» Exercise details: Count the lines that include the string "filled", and give only that number.

» Extracted information:
══════

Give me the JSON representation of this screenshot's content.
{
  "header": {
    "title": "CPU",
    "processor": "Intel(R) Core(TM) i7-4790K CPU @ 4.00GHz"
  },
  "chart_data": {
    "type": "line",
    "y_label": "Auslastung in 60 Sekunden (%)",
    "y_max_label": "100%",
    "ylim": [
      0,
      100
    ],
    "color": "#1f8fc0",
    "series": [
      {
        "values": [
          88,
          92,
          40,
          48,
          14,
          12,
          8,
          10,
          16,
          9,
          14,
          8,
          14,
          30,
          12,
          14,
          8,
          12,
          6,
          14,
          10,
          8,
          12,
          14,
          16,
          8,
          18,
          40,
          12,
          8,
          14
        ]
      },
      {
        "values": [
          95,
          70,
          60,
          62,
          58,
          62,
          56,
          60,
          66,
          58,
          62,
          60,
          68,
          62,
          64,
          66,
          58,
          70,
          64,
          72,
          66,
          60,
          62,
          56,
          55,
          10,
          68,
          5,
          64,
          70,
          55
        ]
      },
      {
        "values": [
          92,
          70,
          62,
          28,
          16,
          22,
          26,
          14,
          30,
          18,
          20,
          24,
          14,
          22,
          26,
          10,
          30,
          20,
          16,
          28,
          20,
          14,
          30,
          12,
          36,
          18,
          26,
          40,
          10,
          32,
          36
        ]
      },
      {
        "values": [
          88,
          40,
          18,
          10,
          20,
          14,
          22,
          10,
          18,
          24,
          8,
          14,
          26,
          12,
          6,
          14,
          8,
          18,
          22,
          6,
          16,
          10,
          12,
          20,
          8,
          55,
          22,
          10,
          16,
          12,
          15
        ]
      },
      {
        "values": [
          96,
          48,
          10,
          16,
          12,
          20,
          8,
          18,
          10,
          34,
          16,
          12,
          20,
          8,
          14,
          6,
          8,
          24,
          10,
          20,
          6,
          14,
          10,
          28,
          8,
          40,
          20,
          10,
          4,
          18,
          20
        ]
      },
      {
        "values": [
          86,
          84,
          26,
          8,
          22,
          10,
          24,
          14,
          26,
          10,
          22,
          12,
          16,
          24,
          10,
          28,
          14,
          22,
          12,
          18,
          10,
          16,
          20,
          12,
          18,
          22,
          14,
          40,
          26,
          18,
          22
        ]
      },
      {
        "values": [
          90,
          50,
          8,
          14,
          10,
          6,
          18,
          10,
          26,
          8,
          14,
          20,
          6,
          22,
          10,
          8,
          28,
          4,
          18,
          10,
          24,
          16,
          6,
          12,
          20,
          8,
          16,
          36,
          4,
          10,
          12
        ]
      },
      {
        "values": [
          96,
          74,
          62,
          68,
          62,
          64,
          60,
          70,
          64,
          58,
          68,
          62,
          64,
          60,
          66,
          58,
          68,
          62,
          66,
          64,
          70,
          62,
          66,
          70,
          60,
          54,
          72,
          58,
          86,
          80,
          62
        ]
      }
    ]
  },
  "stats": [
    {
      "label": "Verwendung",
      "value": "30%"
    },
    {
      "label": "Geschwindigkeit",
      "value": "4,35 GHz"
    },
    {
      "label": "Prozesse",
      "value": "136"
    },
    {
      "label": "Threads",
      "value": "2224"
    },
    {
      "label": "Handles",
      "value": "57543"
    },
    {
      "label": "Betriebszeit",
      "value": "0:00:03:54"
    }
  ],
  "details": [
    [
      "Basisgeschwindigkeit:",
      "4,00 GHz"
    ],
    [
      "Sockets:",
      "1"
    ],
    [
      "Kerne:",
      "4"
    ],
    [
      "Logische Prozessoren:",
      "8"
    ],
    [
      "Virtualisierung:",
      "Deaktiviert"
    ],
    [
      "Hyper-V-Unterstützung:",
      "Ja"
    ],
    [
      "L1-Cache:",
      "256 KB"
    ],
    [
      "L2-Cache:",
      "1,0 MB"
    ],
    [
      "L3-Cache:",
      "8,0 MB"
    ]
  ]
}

══════

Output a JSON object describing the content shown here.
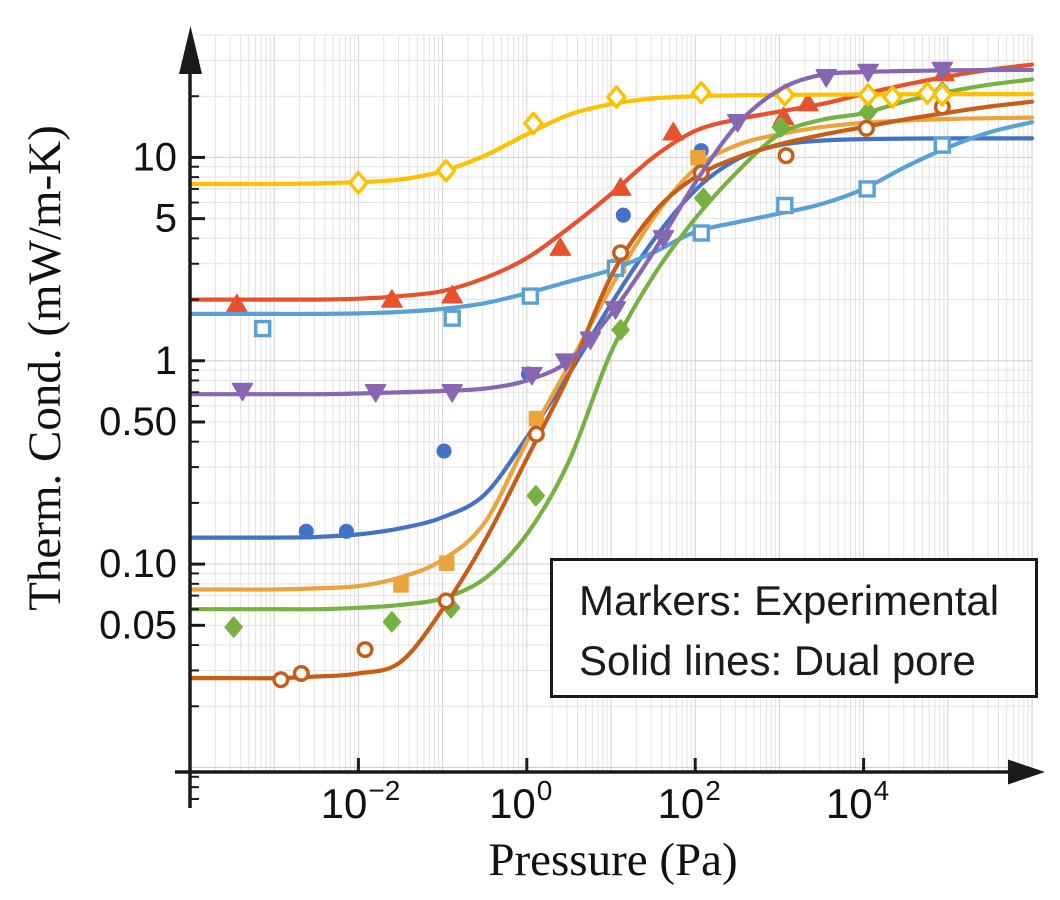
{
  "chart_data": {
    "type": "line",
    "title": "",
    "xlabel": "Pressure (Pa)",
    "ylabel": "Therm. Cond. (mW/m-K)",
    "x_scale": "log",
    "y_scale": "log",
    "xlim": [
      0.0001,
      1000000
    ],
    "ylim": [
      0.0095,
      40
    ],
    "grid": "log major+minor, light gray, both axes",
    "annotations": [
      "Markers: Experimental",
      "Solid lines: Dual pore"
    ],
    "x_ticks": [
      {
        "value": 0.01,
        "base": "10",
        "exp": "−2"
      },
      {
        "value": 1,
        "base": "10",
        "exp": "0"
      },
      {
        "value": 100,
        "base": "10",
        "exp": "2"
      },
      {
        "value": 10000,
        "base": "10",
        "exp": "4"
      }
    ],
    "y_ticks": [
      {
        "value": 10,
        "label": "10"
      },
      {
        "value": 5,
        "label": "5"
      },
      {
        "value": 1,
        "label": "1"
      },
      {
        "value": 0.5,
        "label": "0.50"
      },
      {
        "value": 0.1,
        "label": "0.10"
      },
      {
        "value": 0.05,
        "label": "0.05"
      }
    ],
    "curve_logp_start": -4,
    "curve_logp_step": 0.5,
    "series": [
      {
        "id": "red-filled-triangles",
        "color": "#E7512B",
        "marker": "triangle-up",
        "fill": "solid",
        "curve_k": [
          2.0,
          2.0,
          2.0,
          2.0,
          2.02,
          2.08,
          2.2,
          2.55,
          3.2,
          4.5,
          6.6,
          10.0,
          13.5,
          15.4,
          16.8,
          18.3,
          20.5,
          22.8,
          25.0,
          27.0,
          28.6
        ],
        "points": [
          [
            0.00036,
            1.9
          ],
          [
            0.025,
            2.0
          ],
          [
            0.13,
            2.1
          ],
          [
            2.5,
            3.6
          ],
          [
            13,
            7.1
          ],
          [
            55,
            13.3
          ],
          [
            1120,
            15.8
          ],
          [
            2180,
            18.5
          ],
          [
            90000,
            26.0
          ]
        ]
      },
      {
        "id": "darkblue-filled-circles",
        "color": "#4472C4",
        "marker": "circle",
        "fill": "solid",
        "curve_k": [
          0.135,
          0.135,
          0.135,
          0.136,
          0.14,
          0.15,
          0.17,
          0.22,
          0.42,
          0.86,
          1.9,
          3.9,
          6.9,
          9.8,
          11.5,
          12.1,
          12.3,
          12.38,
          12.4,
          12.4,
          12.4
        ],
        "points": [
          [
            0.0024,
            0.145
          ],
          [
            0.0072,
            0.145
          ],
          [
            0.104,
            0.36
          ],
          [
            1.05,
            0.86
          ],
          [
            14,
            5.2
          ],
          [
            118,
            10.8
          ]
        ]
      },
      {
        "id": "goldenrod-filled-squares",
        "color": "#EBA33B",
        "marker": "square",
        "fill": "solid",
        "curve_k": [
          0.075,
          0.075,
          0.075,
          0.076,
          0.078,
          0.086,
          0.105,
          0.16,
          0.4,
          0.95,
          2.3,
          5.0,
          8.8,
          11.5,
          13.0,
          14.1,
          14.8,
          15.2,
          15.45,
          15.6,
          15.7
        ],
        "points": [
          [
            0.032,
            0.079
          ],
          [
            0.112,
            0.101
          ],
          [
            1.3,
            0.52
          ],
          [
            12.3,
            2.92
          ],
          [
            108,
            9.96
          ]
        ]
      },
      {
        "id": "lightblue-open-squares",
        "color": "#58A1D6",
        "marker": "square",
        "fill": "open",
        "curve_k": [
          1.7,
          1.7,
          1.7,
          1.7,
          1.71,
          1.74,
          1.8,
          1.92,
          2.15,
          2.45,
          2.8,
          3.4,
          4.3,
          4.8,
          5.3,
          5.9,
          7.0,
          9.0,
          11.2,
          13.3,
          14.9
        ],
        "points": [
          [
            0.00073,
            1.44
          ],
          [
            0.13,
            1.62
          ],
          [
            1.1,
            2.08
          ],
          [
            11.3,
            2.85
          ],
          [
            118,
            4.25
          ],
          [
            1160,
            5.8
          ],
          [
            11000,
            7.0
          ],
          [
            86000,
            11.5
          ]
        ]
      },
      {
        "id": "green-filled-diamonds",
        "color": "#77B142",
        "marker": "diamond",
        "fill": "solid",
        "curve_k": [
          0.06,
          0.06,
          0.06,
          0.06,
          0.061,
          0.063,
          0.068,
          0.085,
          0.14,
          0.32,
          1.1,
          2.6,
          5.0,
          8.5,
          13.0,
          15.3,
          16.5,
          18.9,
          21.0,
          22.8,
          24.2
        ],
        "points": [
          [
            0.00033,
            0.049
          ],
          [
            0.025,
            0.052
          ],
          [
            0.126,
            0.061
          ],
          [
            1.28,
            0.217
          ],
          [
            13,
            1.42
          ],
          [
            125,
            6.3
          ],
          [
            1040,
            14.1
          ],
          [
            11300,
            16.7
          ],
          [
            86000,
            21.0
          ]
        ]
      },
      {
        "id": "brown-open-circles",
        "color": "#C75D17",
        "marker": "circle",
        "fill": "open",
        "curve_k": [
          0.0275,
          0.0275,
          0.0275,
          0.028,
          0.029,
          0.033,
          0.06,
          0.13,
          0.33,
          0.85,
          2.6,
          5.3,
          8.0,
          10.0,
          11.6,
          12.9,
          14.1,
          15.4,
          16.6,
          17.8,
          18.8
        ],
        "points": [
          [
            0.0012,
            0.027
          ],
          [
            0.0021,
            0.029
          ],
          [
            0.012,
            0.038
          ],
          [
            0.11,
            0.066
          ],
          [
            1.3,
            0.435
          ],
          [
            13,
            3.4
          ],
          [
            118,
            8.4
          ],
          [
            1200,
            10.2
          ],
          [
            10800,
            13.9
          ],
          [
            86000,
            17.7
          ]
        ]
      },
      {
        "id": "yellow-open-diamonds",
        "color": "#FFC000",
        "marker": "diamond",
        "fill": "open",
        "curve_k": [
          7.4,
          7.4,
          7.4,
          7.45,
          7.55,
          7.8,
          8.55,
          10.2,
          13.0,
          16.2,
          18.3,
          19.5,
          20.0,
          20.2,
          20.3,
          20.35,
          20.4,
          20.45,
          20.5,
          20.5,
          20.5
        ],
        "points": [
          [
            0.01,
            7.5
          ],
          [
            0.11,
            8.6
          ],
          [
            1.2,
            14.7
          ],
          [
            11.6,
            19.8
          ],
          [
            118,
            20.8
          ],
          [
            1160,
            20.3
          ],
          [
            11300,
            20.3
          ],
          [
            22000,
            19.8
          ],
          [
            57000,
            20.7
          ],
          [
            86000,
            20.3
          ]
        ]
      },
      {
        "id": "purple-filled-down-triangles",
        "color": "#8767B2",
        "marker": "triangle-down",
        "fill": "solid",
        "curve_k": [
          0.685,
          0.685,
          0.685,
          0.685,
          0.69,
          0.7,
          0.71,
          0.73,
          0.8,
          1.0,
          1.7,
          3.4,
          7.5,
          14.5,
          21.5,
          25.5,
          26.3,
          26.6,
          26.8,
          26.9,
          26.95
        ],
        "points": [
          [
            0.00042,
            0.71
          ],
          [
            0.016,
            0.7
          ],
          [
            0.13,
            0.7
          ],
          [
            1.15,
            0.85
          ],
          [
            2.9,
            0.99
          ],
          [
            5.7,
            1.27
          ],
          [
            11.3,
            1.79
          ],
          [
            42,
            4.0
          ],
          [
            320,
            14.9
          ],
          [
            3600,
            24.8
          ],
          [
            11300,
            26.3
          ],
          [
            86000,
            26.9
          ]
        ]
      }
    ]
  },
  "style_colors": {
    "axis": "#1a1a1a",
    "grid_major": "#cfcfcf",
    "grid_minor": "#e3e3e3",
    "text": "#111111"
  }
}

══════

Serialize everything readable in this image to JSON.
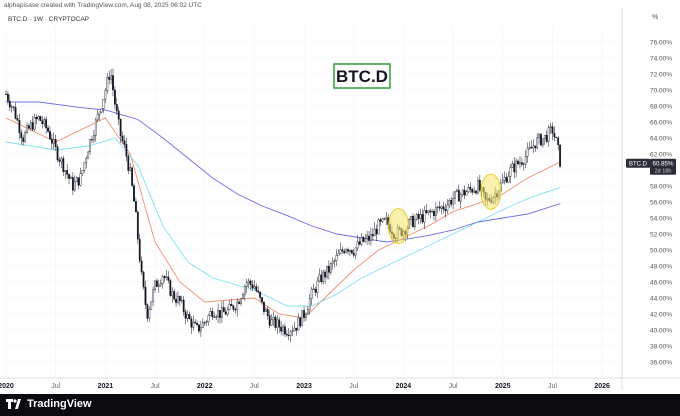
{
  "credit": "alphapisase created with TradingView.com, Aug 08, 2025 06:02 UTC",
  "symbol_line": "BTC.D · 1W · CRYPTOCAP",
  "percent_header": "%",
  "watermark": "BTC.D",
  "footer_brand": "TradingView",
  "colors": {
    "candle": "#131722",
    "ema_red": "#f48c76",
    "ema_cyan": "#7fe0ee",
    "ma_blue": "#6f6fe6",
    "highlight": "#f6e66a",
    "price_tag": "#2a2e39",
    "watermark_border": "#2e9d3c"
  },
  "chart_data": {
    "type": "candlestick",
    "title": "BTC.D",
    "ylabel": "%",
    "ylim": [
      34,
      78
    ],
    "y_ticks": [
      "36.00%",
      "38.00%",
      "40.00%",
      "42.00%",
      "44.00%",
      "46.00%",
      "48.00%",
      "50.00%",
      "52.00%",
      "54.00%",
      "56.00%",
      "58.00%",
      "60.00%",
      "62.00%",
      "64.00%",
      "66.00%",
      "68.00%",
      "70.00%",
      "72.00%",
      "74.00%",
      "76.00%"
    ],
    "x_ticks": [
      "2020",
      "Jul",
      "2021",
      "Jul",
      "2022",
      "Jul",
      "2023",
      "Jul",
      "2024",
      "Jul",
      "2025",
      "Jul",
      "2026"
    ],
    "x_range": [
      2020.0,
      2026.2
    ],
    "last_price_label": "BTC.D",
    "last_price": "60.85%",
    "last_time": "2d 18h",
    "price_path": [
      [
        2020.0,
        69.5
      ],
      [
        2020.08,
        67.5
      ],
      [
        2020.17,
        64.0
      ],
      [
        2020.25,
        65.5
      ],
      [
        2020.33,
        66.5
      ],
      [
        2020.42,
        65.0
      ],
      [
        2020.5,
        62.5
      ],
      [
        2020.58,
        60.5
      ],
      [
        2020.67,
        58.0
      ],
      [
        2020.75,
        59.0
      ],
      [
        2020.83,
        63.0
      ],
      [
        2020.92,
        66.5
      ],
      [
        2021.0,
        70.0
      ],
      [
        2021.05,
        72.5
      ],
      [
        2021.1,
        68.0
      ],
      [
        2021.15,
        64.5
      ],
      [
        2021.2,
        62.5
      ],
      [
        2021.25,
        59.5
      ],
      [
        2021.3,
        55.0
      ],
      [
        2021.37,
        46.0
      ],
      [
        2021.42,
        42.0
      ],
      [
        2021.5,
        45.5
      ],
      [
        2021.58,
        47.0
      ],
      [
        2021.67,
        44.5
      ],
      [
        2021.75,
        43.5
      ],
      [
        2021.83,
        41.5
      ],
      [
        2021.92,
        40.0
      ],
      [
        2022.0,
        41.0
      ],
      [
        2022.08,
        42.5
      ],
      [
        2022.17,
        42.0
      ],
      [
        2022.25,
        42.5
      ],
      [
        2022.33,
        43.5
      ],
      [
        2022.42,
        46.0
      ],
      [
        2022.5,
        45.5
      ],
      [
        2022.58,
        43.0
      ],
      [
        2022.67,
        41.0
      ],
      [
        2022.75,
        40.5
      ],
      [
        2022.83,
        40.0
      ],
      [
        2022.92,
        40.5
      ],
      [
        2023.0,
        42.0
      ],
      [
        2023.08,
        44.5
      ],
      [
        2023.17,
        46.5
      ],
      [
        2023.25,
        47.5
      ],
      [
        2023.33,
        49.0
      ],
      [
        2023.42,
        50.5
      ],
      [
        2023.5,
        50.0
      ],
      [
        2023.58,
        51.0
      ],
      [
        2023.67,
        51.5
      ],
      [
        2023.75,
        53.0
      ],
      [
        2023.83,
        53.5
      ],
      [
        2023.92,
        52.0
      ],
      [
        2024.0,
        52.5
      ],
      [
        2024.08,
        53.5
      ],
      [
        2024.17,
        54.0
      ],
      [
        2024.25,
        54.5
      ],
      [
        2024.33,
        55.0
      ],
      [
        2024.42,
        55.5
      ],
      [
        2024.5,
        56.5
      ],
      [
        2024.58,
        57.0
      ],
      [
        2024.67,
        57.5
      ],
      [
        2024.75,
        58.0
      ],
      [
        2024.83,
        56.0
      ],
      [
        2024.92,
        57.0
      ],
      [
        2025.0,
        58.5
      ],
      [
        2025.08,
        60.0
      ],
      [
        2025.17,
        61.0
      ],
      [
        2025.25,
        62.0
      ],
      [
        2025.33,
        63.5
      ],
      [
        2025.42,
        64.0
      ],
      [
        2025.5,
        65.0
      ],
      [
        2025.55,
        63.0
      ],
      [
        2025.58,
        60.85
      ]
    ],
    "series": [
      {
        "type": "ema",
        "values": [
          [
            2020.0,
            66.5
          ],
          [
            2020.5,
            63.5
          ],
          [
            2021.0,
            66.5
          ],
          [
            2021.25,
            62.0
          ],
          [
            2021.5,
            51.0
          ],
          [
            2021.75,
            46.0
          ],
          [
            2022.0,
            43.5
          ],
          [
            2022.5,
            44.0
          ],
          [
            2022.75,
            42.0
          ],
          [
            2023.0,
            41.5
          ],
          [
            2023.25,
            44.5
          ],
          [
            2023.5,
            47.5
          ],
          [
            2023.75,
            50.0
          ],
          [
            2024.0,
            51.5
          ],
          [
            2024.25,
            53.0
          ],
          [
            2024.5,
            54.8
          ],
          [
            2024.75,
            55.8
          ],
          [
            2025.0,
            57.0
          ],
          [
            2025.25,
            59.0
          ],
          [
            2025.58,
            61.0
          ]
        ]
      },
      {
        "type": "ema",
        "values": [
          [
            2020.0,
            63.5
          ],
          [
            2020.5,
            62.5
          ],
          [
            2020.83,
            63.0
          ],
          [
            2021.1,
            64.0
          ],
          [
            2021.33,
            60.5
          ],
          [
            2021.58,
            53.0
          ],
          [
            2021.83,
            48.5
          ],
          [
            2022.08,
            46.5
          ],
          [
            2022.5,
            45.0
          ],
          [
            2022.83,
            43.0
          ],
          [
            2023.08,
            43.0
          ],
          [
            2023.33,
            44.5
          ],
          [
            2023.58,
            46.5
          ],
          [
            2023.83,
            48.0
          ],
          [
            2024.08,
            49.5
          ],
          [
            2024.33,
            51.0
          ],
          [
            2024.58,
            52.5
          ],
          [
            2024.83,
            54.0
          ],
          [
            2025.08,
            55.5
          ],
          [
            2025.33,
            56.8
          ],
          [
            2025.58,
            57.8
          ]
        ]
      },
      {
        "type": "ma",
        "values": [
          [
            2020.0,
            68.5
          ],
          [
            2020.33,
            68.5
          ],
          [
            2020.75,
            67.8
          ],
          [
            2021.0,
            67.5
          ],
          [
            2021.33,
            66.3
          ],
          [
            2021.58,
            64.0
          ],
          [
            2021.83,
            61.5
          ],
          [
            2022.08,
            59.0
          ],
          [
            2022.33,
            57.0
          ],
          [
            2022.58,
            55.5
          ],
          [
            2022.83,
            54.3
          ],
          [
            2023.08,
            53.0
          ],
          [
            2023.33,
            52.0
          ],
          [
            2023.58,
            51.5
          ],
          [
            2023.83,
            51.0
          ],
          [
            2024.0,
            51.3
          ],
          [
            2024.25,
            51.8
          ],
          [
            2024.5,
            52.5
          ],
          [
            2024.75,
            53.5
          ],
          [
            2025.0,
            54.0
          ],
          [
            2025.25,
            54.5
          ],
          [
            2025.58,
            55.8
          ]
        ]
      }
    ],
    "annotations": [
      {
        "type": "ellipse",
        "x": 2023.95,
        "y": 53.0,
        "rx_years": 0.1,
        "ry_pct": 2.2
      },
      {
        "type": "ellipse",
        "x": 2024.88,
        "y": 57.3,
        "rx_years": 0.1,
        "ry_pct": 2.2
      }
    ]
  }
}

══════

» Task output: 5